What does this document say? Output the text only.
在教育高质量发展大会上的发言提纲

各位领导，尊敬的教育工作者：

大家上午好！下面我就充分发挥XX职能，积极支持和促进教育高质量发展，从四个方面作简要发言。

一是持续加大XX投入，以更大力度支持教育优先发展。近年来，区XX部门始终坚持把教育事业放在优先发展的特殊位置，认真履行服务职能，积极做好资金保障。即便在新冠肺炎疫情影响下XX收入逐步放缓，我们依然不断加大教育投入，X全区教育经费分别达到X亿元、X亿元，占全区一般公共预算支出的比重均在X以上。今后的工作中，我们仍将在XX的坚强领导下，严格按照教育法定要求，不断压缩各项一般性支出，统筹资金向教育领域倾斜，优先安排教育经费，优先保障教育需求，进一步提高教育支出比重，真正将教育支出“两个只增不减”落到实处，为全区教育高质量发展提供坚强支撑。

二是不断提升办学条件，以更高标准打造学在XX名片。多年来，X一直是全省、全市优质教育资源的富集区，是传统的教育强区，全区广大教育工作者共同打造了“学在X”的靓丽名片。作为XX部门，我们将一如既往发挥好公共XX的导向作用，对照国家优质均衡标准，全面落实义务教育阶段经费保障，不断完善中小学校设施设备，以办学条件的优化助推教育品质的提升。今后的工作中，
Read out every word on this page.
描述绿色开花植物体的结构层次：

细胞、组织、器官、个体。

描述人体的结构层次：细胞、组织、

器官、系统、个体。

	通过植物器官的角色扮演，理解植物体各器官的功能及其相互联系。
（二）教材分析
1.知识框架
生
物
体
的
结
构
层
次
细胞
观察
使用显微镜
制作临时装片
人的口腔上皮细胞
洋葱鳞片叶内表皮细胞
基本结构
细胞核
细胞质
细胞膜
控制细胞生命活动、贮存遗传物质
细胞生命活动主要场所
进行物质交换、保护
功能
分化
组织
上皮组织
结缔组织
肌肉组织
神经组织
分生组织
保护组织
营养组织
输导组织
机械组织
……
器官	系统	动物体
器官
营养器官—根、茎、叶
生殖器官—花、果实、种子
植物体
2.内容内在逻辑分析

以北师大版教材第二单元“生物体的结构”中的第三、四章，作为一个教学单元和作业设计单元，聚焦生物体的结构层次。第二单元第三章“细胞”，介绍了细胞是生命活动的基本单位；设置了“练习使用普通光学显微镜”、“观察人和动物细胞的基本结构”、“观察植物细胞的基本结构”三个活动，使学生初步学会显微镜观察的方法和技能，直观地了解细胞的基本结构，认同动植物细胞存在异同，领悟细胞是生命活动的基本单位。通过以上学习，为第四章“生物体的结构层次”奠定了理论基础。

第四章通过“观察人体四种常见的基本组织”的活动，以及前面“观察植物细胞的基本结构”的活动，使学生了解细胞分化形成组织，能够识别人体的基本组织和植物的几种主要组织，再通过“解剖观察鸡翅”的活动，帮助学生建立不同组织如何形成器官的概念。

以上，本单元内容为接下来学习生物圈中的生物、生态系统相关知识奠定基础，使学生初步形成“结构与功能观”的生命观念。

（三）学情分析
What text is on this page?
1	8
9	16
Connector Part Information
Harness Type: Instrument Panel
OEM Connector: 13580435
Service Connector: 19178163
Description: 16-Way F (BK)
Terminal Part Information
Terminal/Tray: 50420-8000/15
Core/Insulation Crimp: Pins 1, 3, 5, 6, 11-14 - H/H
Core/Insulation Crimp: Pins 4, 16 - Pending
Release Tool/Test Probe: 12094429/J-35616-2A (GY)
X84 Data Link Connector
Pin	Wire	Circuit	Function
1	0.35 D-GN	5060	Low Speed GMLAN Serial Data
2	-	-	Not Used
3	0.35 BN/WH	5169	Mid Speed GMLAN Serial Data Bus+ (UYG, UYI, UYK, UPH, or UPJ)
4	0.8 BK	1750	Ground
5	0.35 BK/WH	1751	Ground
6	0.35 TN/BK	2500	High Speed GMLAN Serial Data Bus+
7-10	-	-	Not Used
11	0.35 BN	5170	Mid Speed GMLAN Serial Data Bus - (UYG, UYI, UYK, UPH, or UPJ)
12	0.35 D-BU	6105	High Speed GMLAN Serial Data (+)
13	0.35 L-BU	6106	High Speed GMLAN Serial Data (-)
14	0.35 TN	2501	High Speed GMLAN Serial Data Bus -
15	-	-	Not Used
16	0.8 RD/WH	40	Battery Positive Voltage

**THE TASK:** Work through the records line by line and tally those holding "Part". Reply with the number alone.

**RESULT OF THIS TASK:** 2